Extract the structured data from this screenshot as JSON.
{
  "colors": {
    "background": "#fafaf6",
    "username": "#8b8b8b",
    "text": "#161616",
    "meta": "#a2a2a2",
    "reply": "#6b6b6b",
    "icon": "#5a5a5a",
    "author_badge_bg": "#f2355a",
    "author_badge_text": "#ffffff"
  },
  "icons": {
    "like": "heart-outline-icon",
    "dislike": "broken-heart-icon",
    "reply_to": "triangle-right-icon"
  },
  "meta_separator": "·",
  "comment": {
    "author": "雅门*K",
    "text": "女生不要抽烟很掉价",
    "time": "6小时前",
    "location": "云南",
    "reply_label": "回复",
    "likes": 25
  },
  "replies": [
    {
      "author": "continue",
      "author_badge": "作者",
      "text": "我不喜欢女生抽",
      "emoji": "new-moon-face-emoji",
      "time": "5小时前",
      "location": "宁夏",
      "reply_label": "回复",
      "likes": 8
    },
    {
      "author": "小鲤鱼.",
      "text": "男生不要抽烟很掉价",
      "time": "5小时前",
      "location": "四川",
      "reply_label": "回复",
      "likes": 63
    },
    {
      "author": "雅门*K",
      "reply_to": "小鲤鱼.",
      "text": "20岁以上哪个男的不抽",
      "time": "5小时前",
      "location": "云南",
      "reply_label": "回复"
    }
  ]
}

* * *

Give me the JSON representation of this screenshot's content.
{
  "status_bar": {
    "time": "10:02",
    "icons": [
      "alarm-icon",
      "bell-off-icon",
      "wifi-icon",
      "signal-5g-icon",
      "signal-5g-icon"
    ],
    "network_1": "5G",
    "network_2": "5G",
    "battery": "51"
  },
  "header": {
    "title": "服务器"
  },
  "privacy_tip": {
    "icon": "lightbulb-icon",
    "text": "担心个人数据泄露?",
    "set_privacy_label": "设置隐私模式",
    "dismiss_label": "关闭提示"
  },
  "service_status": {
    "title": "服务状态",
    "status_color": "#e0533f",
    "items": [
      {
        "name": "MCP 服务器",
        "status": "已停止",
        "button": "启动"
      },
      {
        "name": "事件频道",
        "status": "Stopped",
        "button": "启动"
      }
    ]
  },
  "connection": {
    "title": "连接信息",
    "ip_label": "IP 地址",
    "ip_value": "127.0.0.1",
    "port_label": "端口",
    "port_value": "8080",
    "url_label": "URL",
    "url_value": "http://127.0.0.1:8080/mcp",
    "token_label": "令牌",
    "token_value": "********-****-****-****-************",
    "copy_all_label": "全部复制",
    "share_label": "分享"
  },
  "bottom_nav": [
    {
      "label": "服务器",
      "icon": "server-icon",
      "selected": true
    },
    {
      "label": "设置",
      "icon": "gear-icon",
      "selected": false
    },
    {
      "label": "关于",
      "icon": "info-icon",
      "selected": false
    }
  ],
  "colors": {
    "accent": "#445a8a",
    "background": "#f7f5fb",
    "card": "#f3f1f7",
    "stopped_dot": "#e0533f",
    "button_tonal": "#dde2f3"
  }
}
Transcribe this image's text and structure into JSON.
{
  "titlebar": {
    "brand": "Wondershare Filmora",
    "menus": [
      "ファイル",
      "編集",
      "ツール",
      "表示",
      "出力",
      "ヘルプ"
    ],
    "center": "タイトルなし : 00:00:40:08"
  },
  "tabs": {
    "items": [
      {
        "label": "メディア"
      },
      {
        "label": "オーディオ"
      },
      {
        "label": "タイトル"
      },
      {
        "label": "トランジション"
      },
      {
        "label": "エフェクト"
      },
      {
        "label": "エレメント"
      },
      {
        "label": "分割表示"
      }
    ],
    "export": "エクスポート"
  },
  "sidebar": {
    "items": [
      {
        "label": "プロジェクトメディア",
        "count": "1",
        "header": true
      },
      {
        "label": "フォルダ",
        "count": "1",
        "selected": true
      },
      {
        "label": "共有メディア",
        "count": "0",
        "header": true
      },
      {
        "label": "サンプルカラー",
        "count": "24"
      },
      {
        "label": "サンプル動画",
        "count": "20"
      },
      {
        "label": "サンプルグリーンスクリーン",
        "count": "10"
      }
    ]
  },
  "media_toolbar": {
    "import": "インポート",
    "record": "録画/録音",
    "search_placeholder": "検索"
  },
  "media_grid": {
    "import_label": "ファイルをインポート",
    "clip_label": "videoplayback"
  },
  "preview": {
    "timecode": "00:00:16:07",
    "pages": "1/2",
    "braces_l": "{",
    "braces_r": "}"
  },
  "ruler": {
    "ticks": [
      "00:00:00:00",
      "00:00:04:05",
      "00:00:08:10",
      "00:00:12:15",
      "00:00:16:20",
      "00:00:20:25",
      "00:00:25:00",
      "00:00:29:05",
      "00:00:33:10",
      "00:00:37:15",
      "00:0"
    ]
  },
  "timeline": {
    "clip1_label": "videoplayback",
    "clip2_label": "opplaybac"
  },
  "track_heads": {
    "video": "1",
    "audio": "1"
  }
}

---

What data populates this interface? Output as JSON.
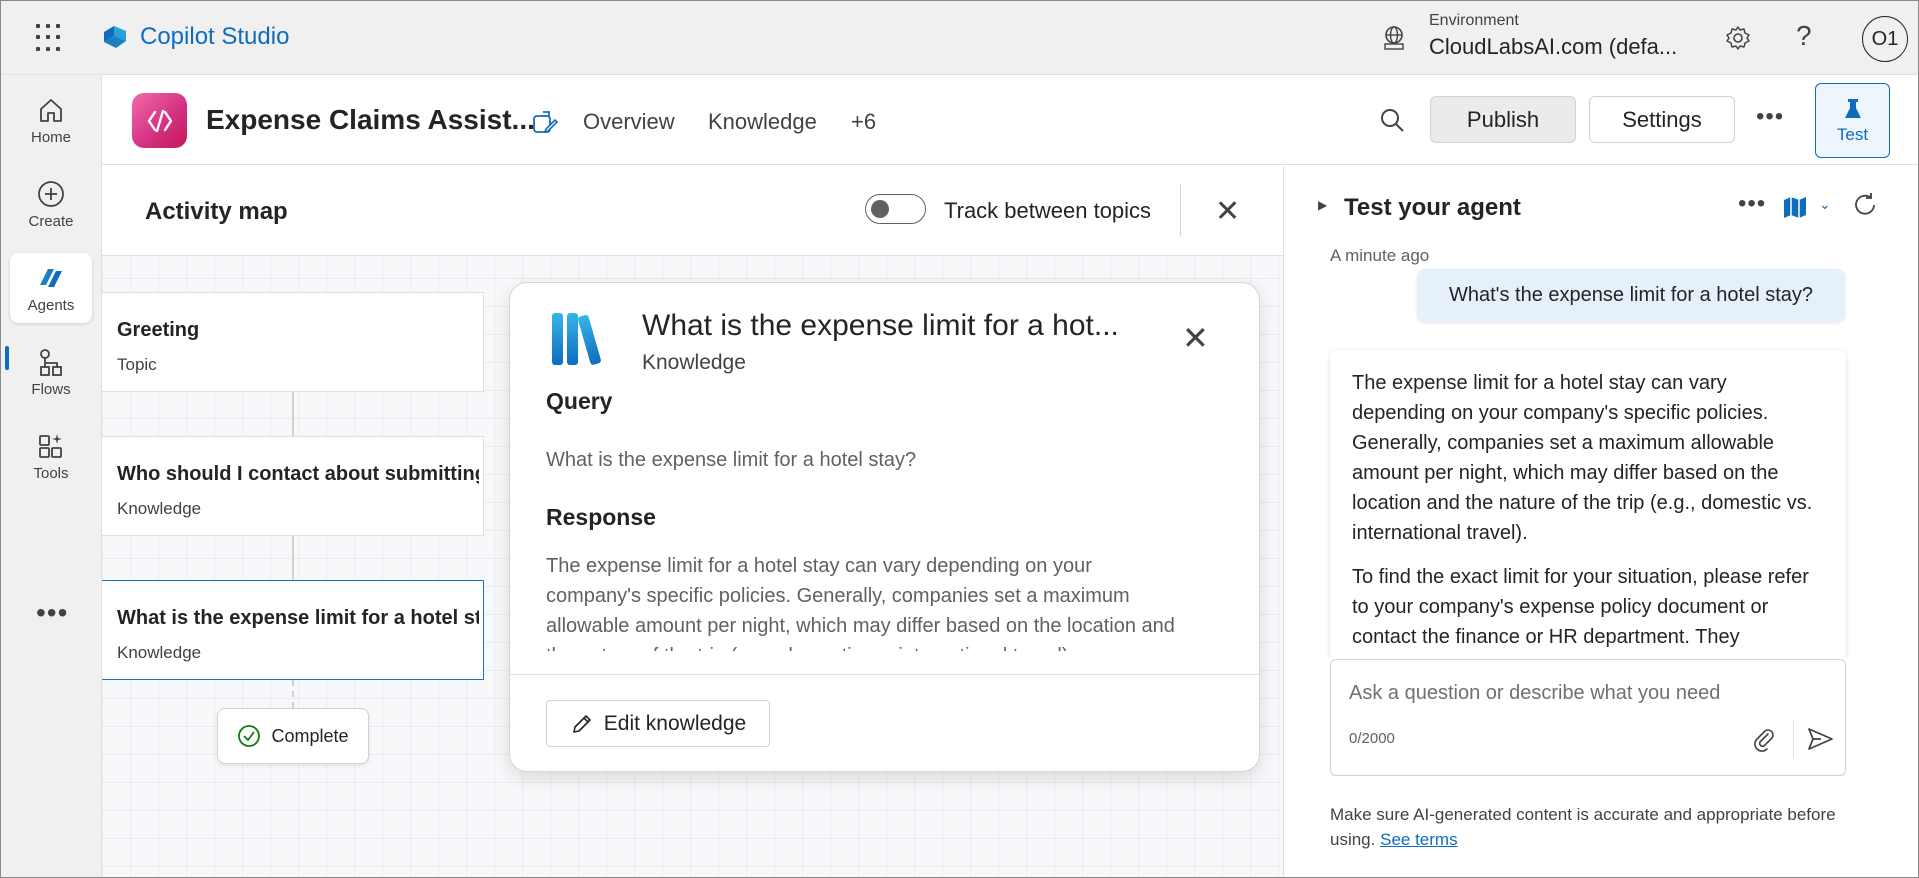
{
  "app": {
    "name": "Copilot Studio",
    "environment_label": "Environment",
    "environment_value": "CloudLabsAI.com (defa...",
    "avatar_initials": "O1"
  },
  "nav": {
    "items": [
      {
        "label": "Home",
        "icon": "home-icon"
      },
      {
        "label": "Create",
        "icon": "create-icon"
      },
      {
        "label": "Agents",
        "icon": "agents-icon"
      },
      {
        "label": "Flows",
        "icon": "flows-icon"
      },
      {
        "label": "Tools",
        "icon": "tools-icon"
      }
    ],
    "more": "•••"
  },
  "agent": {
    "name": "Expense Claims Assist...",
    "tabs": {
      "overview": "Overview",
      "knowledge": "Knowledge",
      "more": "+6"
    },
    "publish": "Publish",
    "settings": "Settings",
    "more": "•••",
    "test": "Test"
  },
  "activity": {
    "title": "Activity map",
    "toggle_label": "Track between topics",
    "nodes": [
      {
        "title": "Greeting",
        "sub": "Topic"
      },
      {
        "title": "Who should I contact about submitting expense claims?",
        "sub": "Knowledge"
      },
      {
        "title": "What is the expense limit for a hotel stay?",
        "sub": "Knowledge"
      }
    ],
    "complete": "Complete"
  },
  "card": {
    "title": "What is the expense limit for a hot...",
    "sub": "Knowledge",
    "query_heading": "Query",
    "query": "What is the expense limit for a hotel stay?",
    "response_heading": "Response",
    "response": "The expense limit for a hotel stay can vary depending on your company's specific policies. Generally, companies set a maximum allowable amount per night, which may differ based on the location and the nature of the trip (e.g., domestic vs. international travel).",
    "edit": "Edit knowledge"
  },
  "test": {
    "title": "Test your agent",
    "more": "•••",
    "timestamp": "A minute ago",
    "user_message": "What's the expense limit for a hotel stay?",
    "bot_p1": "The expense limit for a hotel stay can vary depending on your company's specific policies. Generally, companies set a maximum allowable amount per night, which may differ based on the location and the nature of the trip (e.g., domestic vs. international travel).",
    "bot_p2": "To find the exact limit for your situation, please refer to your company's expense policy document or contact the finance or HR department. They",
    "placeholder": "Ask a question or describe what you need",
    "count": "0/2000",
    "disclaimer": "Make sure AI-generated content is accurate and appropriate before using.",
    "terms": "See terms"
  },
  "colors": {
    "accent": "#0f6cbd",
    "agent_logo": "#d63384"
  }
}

▶ _WHAT THE TASK REQUIRES_
Go over the records above and tally the lines with the word "maximum" in them. Give the number alone.

▶ _SOLUTION TO THE PROBLEM_
2